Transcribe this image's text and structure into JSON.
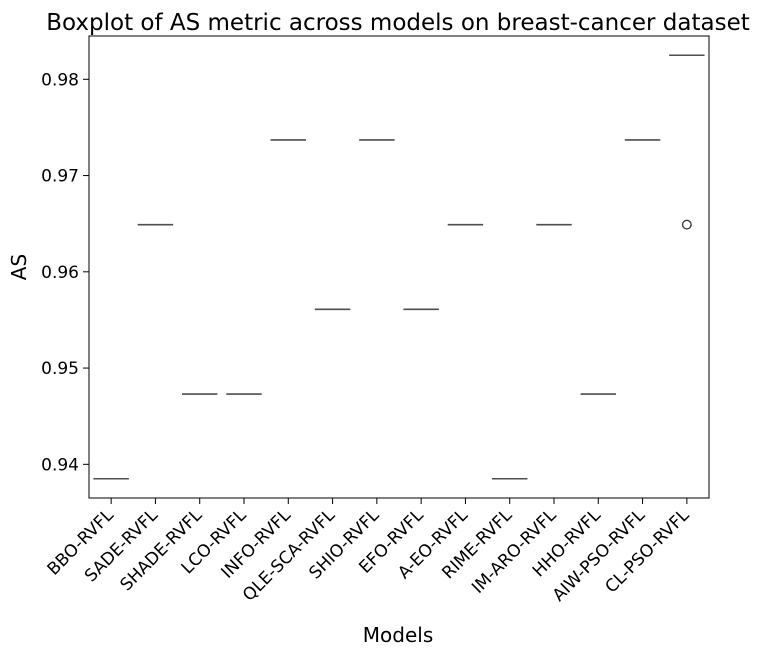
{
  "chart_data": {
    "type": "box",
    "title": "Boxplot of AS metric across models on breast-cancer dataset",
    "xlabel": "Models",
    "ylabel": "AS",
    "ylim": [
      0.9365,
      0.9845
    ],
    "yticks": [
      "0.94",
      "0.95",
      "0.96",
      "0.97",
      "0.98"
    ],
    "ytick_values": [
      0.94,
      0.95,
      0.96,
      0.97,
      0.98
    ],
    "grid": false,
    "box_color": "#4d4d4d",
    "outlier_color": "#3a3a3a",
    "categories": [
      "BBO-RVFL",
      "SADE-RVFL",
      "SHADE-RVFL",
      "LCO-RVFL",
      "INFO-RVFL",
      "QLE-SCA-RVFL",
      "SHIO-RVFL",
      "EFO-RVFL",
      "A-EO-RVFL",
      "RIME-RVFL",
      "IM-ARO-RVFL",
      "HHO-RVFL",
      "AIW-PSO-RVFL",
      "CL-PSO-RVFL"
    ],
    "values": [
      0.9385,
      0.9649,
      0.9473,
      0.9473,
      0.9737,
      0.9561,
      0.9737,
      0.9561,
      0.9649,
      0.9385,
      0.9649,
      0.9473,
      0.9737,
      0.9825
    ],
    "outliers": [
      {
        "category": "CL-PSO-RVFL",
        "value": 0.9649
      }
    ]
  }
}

▸ **PROBLEM**
Repeat each entry exactly. Pictures do not belong in the copy.

▸ **SOLUTION TO THE PROBLEM**
Transcribe this image's text and structure into JSON.
{
  "chart_data": {
    "type": "box",
    "title": "Boxplot of AS metric across models on breast-cancer dataset",
    "xlabel": "Models",
    "ylabel": "AS",
    "ylim": [
      0.9365,
      0.9845
    ],
    "yticks": [
      "0.94",
      "0.95",
      "0.96",
      "0.97",
      "0.98"
    ],
    "ytick_values": [
      0.94,
      0.95,
      0.96,
      0.97,
      0.98
    ],
    "grid": false,
    "box_color": "#4d4d4d",
    "outlier_color": "#3a3a3a",
    "categories": [
      "BBO-RVFL",
      "SADE-RVFL",
      "SHADE-RVFL",
      "LCO-RVFL",
      "INFO-RVFL",
      "QLE-SCA-RVFL",
      "SHIO-RVFL",
      "EFO-RVFL",
      "A-EO-RVFL",
      "RIME-RVFL",
      "IM-ARO-RVFL",
      "HHO-RVFL",
      "AIW-PSO-RVFL",
      "CL-PSO-RVFL"
    ],
    "values": [
      0.9385,
      0.9649,
      0.9473,
      0.9473,
      0.9737,
      0.9561,
      0.9737,
      0.9561,
      0.9649,
      0.9385,
      0.9649,
      0.9473,
      0.9737,
      0.9825
    ],
    "outliers": [
      {
        "category": "CL-PSO-RVFL",
        "value": 0.9649
      }
    ]
  }
}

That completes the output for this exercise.